Directive
Restate the full set of records exactly, without adding or dropping a word.

Records for the exercise
*-*-*
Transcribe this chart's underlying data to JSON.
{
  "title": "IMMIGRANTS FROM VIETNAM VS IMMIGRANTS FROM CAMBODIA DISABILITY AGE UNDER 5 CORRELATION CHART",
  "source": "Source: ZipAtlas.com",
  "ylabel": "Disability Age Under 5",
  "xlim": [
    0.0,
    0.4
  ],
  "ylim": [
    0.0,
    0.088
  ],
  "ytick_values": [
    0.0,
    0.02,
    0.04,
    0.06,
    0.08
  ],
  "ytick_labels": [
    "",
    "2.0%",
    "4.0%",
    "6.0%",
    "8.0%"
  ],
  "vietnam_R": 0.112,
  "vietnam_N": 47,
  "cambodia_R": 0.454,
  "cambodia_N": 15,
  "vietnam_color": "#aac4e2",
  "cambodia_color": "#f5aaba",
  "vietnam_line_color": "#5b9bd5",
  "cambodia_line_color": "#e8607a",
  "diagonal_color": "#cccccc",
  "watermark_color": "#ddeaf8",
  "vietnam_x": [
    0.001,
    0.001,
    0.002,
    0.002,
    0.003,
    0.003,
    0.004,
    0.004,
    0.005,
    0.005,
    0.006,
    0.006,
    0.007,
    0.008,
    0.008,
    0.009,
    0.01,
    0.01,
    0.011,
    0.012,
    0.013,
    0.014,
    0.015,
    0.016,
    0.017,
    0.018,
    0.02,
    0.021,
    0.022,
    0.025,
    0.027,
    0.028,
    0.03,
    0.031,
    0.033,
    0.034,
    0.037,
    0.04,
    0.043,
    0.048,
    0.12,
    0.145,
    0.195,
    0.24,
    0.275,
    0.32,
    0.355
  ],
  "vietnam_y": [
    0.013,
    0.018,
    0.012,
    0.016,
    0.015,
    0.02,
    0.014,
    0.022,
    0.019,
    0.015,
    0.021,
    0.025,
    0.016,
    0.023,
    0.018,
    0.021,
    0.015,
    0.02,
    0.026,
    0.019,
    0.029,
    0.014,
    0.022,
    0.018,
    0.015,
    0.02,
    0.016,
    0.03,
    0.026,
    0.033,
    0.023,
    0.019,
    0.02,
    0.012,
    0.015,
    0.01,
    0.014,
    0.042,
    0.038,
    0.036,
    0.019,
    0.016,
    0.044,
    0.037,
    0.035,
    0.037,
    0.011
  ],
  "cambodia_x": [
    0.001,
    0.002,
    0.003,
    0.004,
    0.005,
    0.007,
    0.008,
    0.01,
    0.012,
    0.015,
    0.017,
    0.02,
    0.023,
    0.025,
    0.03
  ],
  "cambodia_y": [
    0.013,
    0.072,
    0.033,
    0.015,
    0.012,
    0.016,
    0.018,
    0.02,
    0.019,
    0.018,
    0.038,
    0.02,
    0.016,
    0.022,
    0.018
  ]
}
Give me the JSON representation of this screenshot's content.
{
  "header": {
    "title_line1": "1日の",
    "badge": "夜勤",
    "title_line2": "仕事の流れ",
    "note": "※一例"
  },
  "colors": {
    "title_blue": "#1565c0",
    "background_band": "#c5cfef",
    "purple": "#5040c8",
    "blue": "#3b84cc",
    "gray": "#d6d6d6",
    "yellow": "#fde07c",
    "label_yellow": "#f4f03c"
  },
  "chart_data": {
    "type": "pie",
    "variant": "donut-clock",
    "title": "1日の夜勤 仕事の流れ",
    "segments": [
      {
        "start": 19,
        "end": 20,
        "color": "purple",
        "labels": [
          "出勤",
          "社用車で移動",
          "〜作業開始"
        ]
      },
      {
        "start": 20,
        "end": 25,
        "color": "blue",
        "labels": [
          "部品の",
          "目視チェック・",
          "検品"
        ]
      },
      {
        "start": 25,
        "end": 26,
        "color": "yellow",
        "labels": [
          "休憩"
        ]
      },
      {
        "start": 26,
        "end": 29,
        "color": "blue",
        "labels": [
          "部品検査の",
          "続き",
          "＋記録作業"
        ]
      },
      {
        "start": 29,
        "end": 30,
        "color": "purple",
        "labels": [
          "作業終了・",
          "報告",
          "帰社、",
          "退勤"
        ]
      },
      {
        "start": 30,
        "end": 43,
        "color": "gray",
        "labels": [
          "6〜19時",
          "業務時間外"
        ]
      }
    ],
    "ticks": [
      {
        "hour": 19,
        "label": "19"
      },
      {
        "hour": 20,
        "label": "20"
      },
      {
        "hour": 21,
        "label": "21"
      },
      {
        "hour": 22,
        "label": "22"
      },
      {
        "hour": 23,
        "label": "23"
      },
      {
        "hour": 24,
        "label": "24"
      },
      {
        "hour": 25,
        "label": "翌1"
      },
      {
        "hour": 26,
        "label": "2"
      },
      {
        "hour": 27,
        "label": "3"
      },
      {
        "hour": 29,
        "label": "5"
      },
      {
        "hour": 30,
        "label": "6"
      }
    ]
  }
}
*-*-*
Exercise response
Transcribe this chart's underlying data to JSON.
{
  "title": "IMMIGRANTS FROM VIETNAM VS IMMIGRANTS FROM CAMBODIA DISABILITY AGE UNDER 5 CORRELATION CHART",
  "source": "Source: ZipAtlas.com",
  "ylabel": "Disability Age Under 5",
  "xlim": [
    0.0,
    0.4
  ],
  "ylim": [
    0.0,
    0.088
  ],
  "ytick_values": [
    0.0,
    0.02,
    0.04,
    0.06,
    0.08
  ],
  "ytick_labels": [
    "",
    "2.0%",
    "4.0%",
    "6.0%",
    "8.0%"
  ],
  "vietnam_R": 0.112,
  "vietnam_N": 47,
  "cambodia_R": 0.454,
  "cambodia_N": 15,
  "vietnam_color": "#aac4e2",
  "cambodia_color": "#f5aaba",
  "vietnam_line_color": "#5b9bd5",
  "cambodia_line_color": "#e8607a",
  "diagonal_color": "#cccccc",
  "watermark_color": "#ddeaf8",
  "vietnam_x": [
    0.001,
    0.001,
    0.002,
    0.002,
    0.003,
    0.003,
    0.004,
    0.004,
    0.005,
    0.005,
    0.006,
    0.006,
    0.007,
    0.008,
    0.008,
    0.009,
    0.01,
    0.01,
    0.011,
    0.012,
    0.013,
    0.014,
    0.015,
    0.016,
    0.017,
    0.018,
    0.02,
    0.021,
    0.022,
    0.025,
    0.027,
    0.028,
    0.03,
    0.031,
    0.033,
    0.034,
    0.037,
    0.04,
    0.043,
    0.048,
    0.12,
    0.145,
    0.195,
    0.24,
    0.275,
    0.32,
    0.355
  ],
  "vietnam_y": [
    0.013,
    0.018,
    0.012,
    0.016,
    0.015,
    0.02,
    0.014,
    0.022,
    0.019,
    0.015,
    0.021,
    0.025,
    0.016,
    0.023,
    0.018,
    0.021,
    0.015,
    0.02,
    0.026,
    0.019,
    0.029,
    0.014,
    0.022,
    0.018,
    0.015,
    0.02,
    0.016,
    0.03,
    0.026,
    0.033,
    0.023,
    0.019,
    0.02,
    0.012,
    0.015,
    0.01,
    0.014,
    0.042,
    0.038,
    0.036,
    0.019,
    0.016,
    0.044,
    0.037,
    0.035,
    0.037,
    0.011
  ],
  "cambodia_x": [
    0.001,
    0.002,
    0.003,
    0.004,
    0.005,
    0.007,
    0.008,
    0.01,
    0.012,
    0.015,
    0.017,
    0.02,
    0.023,
    0.025,
    0.03
  ],
  "cambodia_y": [
    0.013,
    0.072,
    0.033,
    0.015,
    0.012,
    0.016,
    0.018,
    0.02,
    0.019,
    0.018,
    0.038,
    0.02,
    0.016,
    0.022,
    0.018
  ]
}
Give me the JSON representation of this screenshot's content.
{
  "header": {
    "title_line1": "1日の",
    "badge": "夜勤",
    "title_line2": "仕事の流れ",
    "note": "※一例"
  },
  "colors": {
    "title_blue": "#1565c0",
    "background_band": "#c5cfef",
    "purple": "#5040c8",
    "blue": "#3b84cc",
    "gray": "#d6d6d6",
    "yellow": "#fde07c",
    "label_yellow": "#f4f03c"
  },
  "chart_data": {
    "type": "pie",
    "variant": "donut-clock",
    "title": "1日の夜勤 仕事の流れ",
    "segments": [
      {
        "start": 19,
        "end": 20,
        "color": "purple",
        "labels": [
          "出勤",
          "社用車で移動",
          "〜作業開始"
        ]
      },
      {
        "start": 20,
        "end": 25,
        "color": "blue",
        "labels": [
          "部品の",
          "目視チェック・",
          "検品"
        ]
      },
      {
        "start": 25,
        "end": 26,
        "color": "yellow",
        "labels": [
          "休憩"
        ]
      },
      {
        "start": 26,
        "end": 29,
        "color": "blue",
        "labels": [
          "部品検査の",
          "続き",
          "＋記録作業"
        ]
      },
      {
        "start": 29,
        "end": 30,
        "color": "purple",
        "labels": [
          "作業終了・",
          "報告",
          "帰社、",
          "退勤"
        ]
      },
      {
        "start": 30,
        "end": 43,
        "color": "gray",
        "labels": [
          "6〜19時",
          "業務時間外"
        ]
      }
    ],
    "ticks": [
      {
        "hour": 19,
        "label": "19"
      },
      {
        "hour": 20,
        "label": "20"
      },
      {
        "hour": 21,
        "label": "21"
      },
      {
        "hour": 22,
        "label": "22"
      },
      {
        "hour": 23,
        "label": "23"
      },
      {
        "hour": 24,
        "label": "24"
      },
      {
        "hour": 25,
        "label": "翌1"
      },
      {
        "hour": 26,
        "label": "2"
      },
      {
        "hour": 27,
        "label": "3"
      },
      {
        "hour": 29,
        "label": "5"
      },
      {
        "hour": 30,
        "label": "6"
      }
    ]
  }
}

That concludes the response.